Written instruction.
Lift every line from the entries that includes the word "icke".

*** Data to process ***

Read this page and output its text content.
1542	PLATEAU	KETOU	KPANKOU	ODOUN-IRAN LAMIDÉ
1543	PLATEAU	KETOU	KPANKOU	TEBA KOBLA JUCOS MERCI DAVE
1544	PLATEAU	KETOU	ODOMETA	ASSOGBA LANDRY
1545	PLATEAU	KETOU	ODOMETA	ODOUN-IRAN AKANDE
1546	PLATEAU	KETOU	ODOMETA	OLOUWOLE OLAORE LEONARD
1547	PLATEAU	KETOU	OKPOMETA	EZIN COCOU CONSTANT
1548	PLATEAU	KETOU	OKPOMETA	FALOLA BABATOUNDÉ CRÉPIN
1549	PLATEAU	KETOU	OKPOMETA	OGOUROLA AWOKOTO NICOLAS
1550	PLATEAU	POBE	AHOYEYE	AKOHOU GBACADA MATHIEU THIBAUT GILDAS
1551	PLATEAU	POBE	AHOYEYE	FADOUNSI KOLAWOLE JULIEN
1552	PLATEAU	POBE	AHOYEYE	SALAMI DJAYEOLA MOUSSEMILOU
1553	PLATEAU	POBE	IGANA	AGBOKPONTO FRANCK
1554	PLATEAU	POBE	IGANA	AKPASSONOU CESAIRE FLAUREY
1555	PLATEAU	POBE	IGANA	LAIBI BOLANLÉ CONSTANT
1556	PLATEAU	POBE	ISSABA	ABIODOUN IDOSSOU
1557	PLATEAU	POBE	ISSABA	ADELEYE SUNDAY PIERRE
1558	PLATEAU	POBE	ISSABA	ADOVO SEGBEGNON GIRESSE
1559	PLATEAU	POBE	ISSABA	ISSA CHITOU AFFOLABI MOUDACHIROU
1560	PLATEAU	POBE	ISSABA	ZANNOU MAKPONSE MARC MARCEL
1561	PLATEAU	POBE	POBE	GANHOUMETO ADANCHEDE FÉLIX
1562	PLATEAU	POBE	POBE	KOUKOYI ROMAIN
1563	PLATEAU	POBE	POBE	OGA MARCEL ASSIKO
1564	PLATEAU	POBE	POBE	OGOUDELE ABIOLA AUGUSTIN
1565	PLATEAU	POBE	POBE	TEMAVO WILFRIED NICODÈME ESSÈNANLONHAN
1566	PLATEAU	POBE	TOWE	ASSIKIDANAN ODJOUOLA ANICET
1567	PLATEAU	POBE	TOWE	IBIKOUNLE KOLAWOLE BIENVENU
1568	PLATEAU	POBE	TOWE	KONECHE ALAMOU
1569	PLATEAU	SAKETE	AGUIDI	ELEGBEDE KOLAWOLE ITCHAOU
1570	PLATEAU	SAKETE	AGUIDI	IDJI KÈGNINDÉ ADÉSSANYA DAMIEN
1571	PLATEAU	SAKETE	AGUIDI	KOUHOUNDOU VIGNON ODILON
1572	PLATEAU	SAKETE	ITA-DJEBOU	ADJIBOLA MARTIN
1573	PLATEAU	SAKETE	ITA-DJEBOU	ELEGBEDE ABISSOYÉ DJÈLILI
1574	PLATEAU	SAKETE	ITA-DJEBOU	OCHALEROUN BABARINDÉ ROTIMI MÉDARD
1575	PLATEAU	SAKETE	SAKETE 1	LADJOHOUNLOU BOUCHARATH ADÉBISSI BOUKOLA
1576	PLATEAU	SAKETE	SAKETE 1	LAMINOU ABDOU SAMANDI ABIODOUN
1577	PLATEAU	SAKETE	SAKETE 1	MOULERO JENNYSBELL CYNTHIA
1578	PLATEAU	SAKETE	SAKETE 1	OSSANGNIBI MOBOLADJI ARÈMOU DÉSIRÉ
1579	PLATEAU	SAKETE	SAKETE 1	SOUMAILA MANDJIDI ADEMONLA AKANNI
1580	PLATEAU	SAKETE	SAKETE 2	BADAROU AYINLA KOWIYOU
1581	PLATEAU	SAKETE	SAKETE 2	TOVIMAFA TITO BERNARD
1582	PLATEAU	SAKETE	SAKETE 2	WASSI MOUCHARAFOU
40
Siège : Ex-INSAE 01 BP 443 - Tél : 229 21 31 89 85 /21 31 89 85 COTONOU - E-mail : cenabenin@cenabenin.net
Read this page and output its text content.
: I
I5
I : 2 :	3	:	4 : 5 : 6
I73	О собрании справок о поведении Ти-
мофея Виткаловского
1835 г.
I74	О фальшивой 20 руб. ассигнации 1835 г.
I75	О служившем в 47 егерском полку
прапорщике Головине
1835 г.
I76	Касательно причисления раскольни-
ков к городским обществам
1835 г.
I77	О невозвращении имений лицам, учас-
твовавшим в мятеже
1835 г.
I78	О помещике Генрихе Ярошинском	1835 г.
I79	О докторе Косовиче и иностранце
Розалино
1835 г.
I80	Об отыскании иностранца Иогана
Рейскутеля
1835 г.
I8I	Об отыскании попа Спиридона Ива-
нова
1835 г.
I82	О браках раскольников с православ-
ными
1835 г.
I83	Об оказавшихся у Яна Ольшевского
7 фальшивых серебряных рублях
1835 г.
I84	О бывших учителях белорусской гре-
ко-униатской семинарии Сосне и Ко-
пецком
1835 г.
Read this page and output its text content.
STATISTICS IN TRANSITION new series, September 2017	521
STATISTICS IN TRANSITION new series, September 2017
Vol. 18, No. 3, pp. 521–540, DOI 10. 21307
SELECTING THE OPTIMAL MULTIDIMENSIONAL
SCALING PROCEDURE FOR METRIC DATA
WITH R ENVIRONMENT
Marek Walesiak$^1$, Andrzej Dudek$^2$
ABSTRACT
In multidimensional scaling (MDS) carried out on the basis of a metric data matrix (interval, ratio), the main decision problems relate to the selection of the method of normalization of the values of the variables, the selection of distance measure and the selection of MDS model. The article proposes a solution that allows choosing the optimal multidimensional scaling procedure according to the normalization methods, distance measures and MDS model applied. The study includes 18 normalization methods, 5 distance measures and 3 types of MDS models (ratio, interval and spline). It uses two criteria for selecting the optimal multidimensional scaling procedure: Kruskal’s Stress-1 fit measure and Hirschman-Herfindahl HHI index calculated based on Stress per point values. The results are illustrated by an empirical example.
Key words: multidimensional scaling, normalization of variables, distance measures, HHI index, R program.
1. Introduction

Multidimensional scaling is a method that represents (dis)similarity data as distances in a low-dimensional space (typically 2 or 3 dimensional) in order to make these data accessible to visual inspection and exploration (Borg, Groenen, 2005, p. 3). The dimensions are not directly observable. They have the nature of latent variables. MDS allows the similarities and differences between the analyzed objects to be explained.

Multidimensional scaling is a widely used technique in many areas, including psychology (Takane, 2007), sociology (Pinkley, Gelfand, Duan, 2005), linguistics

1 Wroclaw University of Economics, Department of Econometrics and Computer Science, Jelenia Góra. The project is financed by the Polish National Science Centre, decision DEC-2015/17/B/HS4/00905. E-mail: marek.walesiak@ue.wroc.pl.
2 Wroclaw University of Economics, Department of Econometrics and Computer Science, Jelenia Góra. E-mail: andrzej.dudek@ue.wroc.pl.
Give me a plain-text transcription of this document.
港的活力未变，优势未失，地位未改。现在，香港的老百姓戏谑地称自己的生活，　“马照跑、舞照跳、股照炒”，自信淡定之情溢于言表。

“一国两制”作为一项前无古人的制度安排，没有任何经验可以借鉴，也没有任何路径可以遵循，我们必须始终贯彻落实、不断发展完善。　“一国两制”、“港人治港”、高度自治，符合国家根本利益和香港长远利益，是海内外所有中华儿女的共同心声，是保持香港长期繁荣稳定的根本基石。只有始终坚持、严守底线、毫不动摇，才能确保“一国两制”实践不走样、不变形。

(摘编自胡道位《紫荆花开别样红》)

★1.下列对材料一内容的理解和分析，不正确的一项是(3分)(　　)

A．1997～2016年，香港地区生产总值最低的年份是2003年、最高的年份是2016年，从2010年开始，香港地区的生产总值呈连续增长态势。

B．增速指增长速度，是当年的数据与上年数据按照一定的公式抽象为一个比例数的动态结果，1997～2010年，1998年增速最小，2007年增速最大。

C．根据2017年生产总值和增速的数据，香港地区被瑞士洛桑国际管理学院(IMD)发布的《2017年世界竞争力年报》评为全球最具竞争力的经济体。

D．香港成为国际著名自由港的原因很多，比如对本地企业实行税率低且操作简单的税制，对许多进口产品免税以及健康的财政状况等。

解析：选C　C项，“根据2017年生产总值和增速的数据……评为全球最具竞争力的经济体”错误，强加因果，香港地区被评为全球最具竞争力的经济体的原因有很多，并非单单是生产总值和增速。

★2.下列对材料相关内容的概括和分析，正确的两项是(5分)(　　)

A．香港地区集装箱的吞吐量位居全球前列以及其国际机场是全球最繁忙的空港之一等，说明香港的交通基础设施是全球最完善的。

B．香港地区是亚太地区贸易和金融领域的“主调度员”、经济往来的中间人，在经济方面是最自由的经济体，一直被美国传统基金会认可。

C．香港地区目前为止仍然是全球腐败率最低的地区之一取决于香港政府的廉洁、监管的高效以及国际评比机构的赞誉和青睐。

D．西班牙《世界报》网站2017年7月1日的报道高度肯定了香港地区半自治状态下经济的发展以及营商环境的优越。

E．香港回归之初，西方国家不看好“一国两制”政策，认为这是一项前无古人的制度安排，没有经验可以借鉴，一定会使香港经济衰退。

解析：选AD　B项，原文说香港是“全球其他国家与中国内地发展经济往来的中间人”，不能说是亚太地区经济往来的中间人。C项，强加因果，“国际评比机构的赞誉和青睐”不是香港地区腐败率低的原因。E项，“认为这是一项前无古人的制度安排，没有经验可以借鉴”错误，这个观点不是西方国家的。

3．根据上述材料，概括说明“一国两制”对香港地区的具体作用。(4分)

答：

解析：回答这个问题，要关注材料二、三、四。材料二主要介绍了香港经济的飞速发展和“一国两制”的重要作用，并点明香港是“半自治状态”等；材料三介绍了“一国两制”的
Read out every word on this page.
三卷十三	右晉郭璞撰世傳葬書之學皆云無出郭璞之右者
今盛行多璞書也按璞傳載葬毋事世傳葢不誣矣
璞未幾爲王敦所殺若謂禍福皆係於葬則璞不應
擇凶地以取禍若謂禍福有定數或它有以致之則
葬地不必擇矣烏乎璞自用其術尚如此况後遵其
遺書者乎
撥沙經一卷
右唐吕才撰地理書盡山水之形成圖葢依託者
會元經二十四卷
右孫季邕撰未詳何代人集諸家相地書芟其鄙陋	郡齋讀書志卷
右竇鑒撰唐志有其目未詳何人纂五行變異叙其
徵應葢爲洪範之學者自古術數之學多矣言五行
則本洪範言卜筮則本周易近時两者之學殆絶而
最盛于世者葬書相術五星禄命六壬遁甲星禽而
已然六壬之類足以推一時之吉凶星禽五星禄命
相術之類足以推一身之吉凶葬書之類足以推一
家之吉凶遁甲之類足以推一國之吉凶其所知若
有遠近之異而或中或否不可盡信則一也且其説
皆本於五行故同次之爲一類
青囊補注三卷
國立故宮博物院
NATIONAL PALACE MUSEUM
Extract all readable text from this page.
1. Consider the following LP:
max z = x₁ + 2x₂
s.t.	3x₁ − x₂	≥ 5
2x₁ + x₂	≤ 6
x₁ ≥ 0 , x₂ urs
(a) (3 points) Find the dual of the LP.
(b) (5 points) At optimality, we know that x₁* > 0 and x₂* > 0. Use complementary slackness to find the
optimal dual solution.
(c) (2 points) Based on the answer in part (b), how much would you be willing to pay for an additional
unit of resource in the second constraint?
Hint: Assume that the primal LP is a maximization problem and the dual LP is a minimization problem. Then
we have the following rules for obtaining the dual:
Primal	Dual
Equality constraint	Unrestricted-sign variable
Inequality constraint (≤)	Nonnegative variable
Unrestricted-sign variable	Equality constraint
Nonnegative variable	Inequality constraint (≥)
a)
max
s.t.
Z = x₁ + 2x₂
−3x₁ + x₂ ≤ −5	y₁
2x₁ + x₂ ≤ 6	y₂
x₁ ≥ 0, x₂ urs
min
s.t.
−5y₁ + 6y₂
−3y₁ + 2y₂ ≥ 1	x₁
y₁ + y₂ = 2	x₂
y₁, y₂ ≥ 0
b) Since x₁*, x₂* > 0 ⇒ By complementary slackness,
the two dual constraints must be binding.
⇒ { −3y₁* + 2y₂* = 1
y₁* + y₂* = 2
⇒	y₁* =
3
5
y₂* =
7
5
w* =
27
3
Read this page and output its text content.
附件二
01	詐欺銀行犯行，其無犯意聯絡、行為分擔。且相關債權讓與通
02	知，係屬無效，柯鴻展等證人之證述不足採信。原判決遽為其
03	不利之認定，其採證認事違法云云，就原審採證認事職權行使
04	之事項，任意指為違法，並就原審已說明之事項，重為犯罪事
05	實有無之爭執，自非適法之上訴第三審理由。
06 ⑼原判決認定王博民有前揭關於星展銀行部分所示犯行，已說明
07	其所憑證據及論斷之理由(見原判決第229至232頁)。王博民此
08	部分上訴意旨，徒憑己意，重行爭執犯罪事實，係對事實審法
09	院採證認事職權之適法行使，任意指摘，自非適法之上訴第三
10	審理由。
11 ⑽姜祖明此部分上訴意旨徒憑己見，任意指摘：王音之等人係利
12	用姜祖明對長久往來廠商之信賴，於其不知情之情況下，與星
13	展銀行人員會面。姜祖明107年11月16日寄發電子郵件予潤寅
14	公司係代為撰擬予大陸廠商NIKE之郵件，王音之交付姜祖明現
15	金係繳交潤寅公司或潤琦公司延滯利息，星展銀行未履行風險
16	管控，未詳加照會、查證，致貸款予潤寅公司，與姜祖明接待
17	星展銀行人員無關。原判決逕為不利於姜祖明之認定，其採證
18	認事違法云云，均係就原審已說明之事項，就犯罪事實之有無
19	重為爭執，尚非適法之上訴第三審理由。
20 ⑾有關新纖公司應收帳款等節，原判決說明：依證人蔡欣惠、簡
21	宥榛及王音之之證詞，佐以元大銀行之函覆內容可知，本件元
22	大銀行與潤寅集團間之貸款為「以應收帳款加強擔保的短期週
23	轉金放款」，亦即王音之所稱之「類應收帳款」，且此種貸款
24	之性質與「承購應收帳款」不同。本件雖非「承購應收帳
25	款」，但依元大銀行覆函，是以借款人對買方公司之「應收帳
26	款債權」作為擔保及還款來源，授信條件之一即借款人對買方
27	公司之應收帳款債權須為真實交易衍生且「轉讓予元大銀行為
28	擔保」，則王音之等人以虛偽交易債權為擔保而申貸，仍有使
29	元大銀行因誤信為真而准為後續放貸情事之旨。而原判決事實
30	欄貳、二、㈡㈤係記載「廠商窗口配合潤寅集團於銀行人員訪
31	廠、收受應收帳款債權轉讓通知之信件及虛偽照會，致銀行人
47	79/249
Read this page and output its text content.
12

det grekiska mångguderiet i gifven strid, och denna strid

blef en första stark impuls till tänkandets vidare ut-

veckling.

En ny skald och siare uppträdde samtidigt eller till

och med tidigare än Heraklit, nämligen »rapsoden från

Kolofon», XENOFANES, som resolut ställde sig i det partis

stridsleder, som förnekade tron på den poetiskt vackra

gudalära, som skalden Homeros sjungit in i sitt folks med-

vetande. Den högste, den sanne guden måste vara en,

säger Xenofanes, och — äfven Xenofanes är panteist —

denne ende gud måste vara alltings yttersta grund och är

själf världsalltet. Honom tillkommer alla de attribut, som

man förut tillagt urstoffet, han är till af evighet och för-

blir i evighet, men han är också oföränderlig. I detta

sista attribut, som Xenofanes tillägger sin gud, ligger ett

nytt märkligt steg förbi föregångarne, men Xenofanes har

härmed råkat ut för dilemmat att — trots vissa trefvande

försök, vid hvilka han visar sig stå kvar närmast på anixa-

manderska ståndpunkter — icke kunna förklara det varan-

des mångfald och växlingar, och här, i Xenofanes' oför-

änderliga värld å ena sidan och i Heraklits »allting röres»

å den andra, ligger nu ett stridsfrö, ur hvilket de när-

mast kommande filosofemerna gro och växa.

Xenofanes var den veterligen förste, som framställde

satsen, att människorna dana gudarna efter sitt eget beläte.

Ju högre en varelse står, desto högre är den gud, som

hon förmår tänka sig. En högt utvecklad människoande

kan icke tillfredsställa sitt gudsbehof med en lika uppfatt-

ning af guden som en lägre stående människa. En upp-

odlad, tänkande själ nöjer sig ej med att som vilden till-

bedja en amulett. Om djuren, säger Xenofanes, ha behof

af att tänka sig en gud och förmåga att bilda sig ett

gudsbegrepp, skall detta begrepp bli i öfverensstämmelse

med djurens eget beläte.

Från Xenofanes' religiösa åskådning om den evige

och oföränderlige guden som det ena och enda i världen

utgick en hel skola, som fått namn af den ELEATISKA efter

***

The output.
manderska ståndpunkter — icke kunna förklara det varan-
kan icke tillfredsställa sitt gudsbehof med en lika uppfatt-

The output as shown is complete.